## begin INPUT FOR THIS TASK

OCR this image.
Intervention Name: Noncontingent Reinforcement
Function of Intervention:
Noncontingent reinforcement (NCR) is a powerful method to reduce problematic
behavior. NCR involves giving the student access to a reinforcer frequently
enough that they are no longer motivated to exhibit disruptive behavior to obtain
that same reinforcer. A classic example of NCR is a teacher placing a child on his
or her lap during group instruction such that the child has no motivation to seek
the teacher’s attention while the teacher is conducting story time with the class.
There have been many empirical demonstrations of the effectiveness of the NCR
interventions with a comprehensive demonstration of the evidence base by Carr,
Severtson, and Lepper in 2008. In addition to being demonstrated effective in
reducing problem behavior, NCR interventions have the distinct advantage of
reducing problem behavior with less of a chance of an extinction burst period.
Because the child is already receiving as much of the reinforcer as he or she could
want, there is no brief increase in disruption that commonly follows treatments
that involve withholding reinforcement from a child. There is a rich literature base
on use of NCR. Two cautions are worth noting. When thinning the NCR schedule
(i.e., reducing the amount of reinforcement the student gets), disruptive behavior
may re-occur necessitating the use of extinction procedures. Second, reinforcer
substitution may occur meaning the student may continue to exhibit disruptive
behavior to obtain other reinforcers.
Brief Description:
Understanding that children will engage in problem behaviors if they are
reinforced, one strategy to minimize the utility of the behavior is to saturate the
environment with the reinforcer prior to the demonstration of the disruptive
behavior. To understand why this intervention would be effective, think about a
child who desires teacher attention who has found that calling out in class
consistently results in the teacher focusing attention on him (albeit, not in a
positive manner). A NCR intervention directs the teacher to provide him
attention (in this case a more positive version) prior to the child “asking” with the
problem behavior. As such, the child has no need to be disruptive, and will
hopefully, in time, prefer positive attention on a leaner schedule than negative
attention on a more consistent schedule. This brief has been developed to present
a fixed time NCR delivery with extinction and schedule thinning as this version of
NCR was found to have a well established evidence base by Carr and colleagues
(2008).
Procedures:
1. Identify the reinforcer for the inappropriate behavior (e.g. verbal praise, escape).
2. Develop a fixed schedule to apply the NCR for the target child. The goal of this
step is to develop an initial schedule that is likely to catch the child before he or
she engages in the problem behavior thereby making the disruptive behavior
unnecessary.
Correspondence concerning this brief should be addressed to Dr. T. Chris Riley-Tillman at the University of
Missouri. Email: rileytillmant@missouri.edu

## end INPUT FOR THIS TASK

EXERCISE DESCRIPTION: Each line of the data that includes the word "base" counts once; report the total and nothing more.

RESULT OF THE EXERCISE: 3